EXERCISE TASK: Beneath this task is a listing. State how many of its lines include the string "English", giving nothing but the number.
###
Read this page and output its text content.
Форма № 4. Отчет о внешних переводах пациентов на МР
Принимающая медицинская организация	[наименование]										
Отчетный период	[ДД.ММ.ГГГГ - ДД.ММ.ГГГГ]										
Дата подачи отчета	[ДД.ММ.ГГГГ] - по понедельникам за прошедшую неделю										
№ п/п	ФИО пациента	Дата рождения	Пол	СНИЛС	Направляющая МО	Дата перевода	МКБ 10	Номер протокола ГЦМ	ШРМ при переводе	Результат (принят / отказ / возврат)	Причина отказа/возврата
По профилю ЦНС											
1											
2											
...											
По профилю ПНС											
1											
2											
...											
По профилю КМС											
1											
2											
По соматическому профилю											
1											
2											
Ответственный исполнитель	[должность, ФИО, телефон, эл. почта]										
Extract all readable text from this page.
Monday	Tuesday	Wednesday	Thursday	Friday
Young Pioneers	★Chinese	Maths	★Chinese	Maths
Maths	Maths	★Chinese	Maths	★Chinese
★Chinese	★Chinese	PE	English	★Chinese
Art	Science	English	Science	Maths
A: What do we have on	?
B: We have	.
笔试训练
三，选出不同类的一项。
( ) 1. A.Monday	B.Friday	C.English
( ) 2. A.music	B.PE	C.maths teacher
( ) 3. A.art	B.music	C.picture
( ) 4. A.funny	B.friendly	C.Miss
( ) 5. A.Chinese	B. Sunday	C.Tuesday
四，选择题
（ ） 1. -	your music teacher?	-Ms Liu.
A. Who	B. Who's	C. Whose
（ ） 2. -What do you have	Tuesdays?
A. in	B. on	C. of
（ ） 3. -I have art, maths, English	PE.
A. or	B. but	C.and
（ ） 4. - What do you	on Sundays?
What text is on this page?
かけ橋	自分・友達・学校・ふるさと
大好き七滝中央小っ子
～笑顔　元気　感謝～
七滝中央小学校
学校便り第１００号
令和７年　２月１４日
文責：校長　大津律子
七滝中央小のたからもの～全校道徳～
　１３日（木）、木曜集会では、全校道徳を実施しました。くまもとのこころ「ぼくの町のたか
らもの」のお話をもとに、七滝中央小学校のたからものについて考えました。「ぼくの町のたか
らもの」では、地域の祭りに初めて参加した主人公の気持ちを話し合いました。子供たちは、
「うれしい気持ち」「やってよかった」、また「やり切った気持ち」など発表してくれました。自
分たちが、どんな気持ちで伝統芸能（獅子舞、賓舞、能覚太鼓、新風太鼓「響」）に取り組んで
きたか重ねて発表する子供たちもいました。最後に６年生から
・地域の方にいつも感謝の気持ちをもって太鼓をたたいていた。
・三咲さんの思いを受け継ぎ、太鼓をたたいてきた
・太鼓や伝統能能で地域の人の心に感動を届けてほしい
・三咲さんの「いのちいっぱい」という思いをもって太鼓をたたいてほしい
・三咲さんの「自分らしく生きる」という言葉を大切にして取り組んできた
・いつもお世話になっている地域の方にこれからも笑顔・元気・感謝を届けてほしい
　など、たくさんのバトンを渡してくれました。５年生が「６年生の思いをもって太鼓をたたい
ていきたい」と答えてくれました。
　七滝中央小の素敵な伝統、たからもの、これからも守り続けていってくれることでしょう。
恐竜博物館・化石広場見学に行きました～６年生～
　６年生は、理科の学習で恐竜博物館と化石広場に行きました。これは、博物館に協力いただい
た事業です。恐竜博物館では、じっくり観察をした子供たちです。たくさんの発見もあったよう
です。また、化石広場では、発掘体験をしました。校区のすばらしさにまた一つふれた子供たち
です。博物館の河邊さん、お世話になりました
###
FINISHED EXERCISE: 4